--- begin Text ---

Short answer, see this technote - http://processing.org/discourse/yabb/board_Syntax_action_displa_y_num_1043036001.html
- which points to this forum page, where you should read fry's post on bitshifting colours -
http://processing.org/discourse/yabb/board_Synta_x_action_display_num_1037826044.html#3
 
Long answer.  First of all, you need to work on every color component, not just blue.
 
Code:

// your method, but with all color components...
void fadescr2(int amnt) {  
  int v;  
  color c;  
  for (int y = 0; y < height; y++) {  
    for (int x = 0; x < width; x++) {  
 c = get(x,y);  
 v = color(max(int(red(c)) - amnt,0),max(int(green(c)) - amnt,0),max(int(blue(c)) - amnt,0));
 set(x, y, v);  
    }  
  }  
}  
 

 
Then, when you've worked out that's a bit slow, you change to getting the red/green/blue how fry does it, linked above, using bitshifts.

--- end Text ---

### Exercise
Would you reproduce, word for word, the part of the forum reply on fading screen colors that begins at the words "Short answer, see" and stops after "all color components..."?

--- begin Raw data ---

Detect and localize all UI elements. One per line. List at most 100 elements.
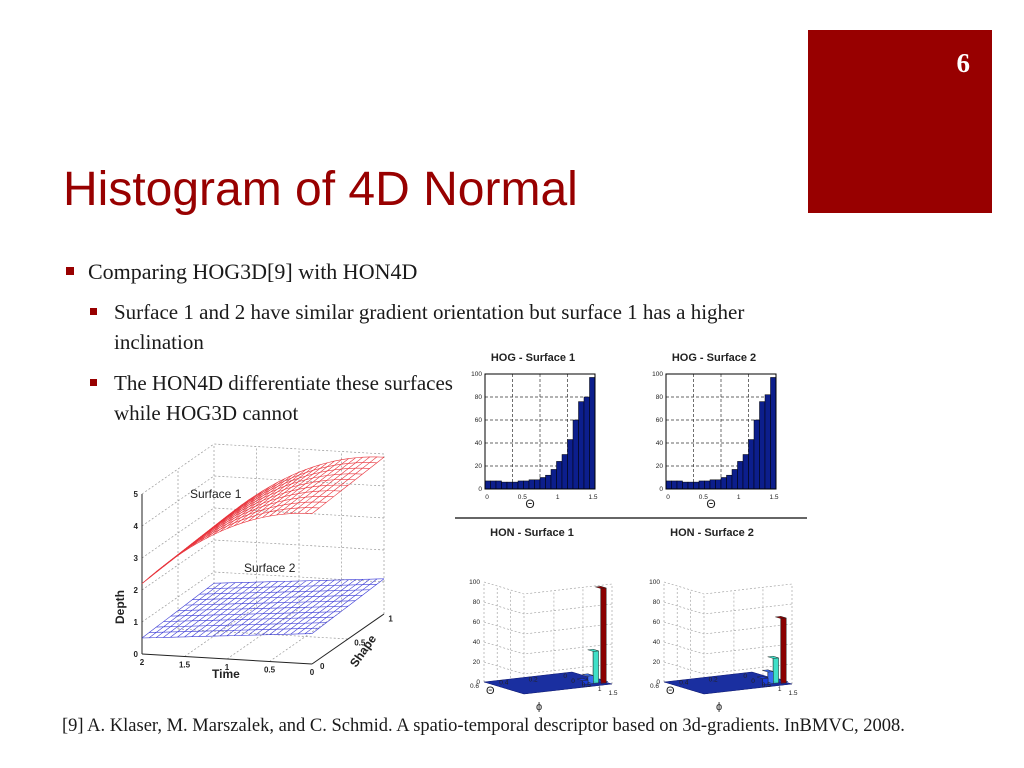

--- end Raw data ---

### Final result
Short answer, see this technote - http://processing.org/discourse/yabb/board_Syntax_action_displa_y_num_1043036001.html
- which points to this forum page, where you should read fry's post on bitshifting colours -
http://processing.org/discourse/yabb/board_Synta_x_action_display_num_1037826044.html#3
 
Long answer.  First of all, you need to work on every color component, not just blue.
 
Code:

// your method, but with all color components...